Copy out all the entries word for word.

DATA FOR THE TASK |
▬▬▬▬▬▬

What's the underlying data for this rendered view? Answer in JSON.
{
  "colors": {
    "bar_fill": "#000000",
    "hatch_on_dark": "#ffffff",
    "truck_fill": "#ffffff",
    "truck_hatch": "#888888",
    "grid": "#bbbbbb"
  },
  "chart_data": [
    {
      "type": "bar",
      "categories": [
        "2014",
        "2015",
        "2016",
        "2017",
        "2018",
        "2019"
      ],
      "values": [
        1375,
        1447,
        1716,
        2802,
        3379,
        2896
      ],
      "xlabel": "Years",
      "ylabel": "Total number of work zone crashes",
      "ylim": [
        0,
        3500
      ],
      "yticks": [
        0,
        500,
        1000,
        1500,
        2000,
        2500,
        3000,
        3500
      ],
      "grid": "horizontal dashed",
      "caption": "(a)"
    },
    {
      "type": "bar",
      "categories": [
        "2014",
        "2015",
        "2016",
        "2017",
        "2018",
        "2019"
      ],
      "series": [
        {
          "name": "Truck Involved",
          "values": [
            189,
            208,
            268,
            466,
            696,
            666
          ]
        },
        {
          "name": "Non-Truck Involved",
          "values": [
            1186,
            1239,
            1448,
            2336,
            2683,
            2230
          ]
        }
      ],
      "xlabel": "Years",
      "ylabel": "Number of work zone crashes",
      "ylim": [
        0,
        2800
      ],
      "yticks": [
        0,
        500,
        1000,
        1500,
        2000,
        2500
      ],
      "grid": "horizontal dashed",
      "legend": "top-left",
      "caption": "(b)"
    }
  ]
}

▬▬▬▬▬▬

WORKED SOLUTION |
What's the underlying data for this rendered view? Answer in JSON.
{
  "colors": {
    "bar_fill": "#000000",
    "hatch_on_dark": "#ffffff",
    "truck_fill": "#ffffff",
    "truck_hatch": "#888888",
    "grid": "#bbbbbb"
  },
  "chart_data": [
    {
      "type": "bar",
      "categories": [
        "2014",
        "2015",
        "2016",
        "2017",
        "2018",
        "2019"
      ],
      "values": [
        1375,
        1447,
        1716,
        2802,
        3379,
        2896
      ],
      "xlabel": "Years",
      "ylabel": "Total number of work zone crashes",
      "ylim": [
        0,
        3500
      ],
      "yticks": [
        0,
        500,
        1000,
        1500,
        2000,
        2500,
        3000,
        3500
      ],
      "grid": "horizontal dashed",
      "caption": "(a)"
    },
    {
      "type": "bar",
      "categories": [
        "2014",
        "2015",
        "2016",
        "2017",
        "2018",
        "2019"
      ],
      "series": [
        {
          "name": "Truck Involved",
          "values": [
            189,
            208,
            268,
            466,
            696,
            666
          ]
        },
        {
          "name": "Non-Truck Involved",
          "values": [
            1186,
            1239,
            1448,
            2336,
            2683,
            2230
          ]
        }
      ],
      "xlabel": "Years",
      "ylabel": "Number of work zone crashes",
      "ylim": [
        0,
        2800
      ],
      "yticks": [
        0,
        500,
        1000,
        1500,
        2000,
        2500
      ],
      "grid": "horizontal dashed",
      "legend": "top-left",
      "caption": "(b)"
    }
  ]
}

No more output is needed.